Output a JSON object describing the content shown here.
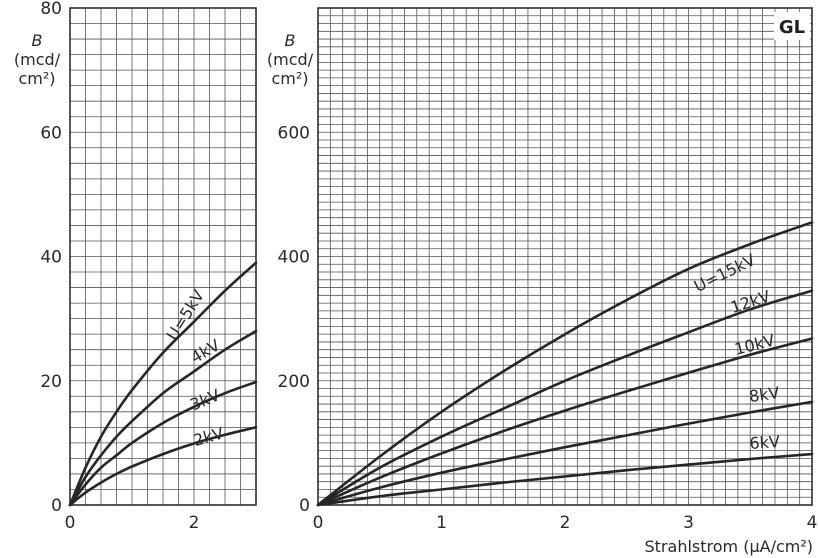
{
  "chart_data": [
    {
      "type": "line",
      "id": "left",
      "x_ticks": [
        0,
        2
      ],
      "xlim": [
        0,
        3
      ],
      "ylim": [
        0,
        80
      ],
      "y_ticks": [
        0,
        20,
        40,
        60,
        80
      ],
      "ylabel": [
        "B",
        "(mcd/",
        "cm²)"
      ],
      "series": [
        {
          "name": "U=5kV",
          "x": [
            0,
            0.25,
            0.5,
            0.75,
            1,
            1.5,
            2,
            2.5,
            3
          ],
          "y": [
            0,
            6,
            11,
            15,
            18.5,
            24.5,
            29.5,
            34.5,
            39
          ]
        },
        {
          "name": "4kV",
          "x": [
            0,
            0.25,
            0.5,
            0.75,
            1,
            1.5,
            2,
            2.5,
            3
          ],
          "y": [
            0,
            4.5,
            8,
            11,
            13.5,
            18,
            21.5,
            25,
            28
          ]
        },
        {
          "name": "3kV",
          "x": [
            0,
            0.25,
            0.5,
            0.75,
            1,
            1.5,
            2,
            2.5,
            3
          ],
          "y": [
            0,
            3.3,
            6,
            8,
            10,
            13.2,
            15.8,
            18,
            19.8
          ]
        },
        {
          "name": "2kV",
          "x": [
            0,
            0.25,
            0.5,
            0.75,
            1,
            1.5,
            2,
            2.5,
            3
          ],
          "y": [
            0,
            2,
            3.6,
            5,
            6.2,
            8.2,
            9.9,
            11.3,
            12.5
          ]
        }
      ]
    },
    {
      "type": "line",
      "id": "right",
      "badge": "GL",
      "x_ticks": [
        0,
        1,
        2,
        3,
        4
      ],
      "xlim": [
        0,
        4
      ],
      "ylim": [
        0,
        800
      ],
      "y_ticks": [
        0,
        200,
        400,
        600
      ],
      "ylabel": [
        "B",
        "(mcd/",
        "cm²)"
      ],
      "xlabel": "Strahlstrom (µA/cm²)",
      "series": [
        {
          "name": "U=15kV",
          "x": [
            0,
            0.5,
            1,
            1.5,
            2,
            2.5,
            3,
            3.5,
            4
          ],
          "y": [
            0,
            78,
            150,
            215,
            275,
            330,
            380,
            420,
            455
          ]
        },
        {
          "name": "12kV",
          "x": [
            0,
            0.5,
            1,
            1.5,
            2,
            2.5,
            3,
            3.5,
            4
          ],
          "y": [
            0,
            60,
            110,
            155,
            200,
            240,
            278,
            315,
            345
          ]
        },
        {
          "name": "10kV",
          "x": [
            0,
            0.5,
            1,
            1.5,
            2,
            2.5,
            3,
            3.5,
            4
          ],
          "y": [
            0,
            44,
            83,
            119,
            152,
            183,
            213,
            242,
            268
          ]
        },
        {
          "name": "8kV",
          "x": [
            0,
            0.5,
            1,
            1.5,
            2,
            2.5,
            3,
            3.5,
            4
          ],
          "y": [
            0,
            28,
            52,
            73,
            93,
            112,
            131,
            149,
            166
          ]
        },
        {
          "name": "6kV",
          "x": [
            0,
            0.5,
            1,
            1.5,
            2,
            2.5,
            3,
            3.5,
            4
          ],
          "y": [
            0,
            14,
            25,
            36,
            46,
            56,
            65,
            74,
            82
          ]
        }
      ]
    }
  ]
}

TASK OBJECTIVE – Take the listing above and print it exactly, apart from the pictures.

RESPONSE TO THE EXERCISE –
Output a JSON object describing the content shown here.
{
  "chart_data": [
    {
      "type": "line",
      "id": "left",
      "x_ticks": [
        0,
        2
      ],
      "xlim": [
        0,
        3
      ],
      "ylim": [
        0,
        80
      ],
      "y_ticks": [
        0,
        20,
        40,
        60,
        80
      ],
      "ylabel": [
        "B",
        "(mcd/",
        "cm²)"
      ],
      "series": [
        {
          "name": "U=5kV",
          "x": [
            0,
            0.25,
            0.5,
            0.75,
            1,
            1.5,
            2,
            2.5,
            3
          ],
          "y": [
            0,
            6,
            11,
            15,
            18.5,
            24.5,
            29.5,
            34.5,
            39
          ]
        },
        {
          "name": "4kV",
          "x": [
            0,
            0.25,
            0.5,
            0.75,
            1,
            1.5,
            2,
            2.5,
            3
          ],
          "y": [
            0,
            4.5,
            8,
            11,
            13.5,
            18,
            21.5,
            25,
            28
          ]
        },
        {
          "name": "3kV",
          "x": [
            0,
            0.25,
            0.5,
            0.75,
            1,
            1.5,
            2,
            2.5,
            3
          ],
          "y": [
            0,
            3.3,
            6,
            8,
            10,
            13.2,
            15.8,
            18,
            19.8
          ]
        },
        {
          "name": "2kV",
          "x": [
            0,
            0.25,
            0.5,
            0.75,
            1,
            1.5,
            2,
            2.5,
            3
          ],
          "y": [
            0,
            2,
            3.6,
            5,
            6.2,
            8.2,
            9.9,
            11.3,
            12.5
          ]
        }
      ]
    },
    {
      "type": "line",
      "id": "right",
      "badge": "GL",
      "x_ticks": [
        0,
        1,
        2,
        3,
        4
      ],
      "xlim": [
        0,
        4
      ],
      "ylim": [
        0,
        800
      ],
      "y_ticks": [
        0,
        200,
        400,
        600
      ],
      "ylabel": [
        "B",
        "(mcd/",
        "cm²)"
      ],
      "xlabel": "Strahlstrom (µA/cm²)",
      "series": [
        {
          "name": "U=15kV",
          "x": [
            0,
            0.5,
            1,
            1.5,
            2,
            2.5,
            3,
            3.5,
            4
          ],
          "y": [
            0,
            78,
            150,
            215,
            275,
            330,
            380,
            420,
            455
          ]
        },
        {
          "name": "12kV",
          "x": [
            0,
            0.5,
            1,
            1.5,
            2,
            2.5,
            3,
            3.5,
            4
          ],
          "y": [
            0,
            60,
            110,
            155,
            200,
            240,
            278,
            315,
            345
          ]
        },
        {
          "name": "10kV",
          "x": [
            0,
            0.5,
            1,
            1.5,
            2,
            2.5,
            3,
            3.5,
            4
          ],
          "y": [
            0,
            44,
            83,
            119,
            152,
            183,
            213,
            242,
            268
          ]
        },
        {
          "name": "8kV",
          "x": [
            0,
            0.5,
            1,
            1.5,
            2,
            2.5,
            3,
            3.5,
            4
          ],
          "y": [
            0,
            28,
            52,
            73,
            93,
            112,
            131,
            149,
            166
          ]
        },
        {
          "name": "6kV",
          "x": [
            0,
            0.5,
            1,
            1.5,
            2,
            2.5,
            3,
            3.5,
            4
          ],
          "y": [
            0,
            14,
            25,
            36,
            46,
            56,
            65,
            74,
            82
          ]
        }
      ]
    }
  ]
}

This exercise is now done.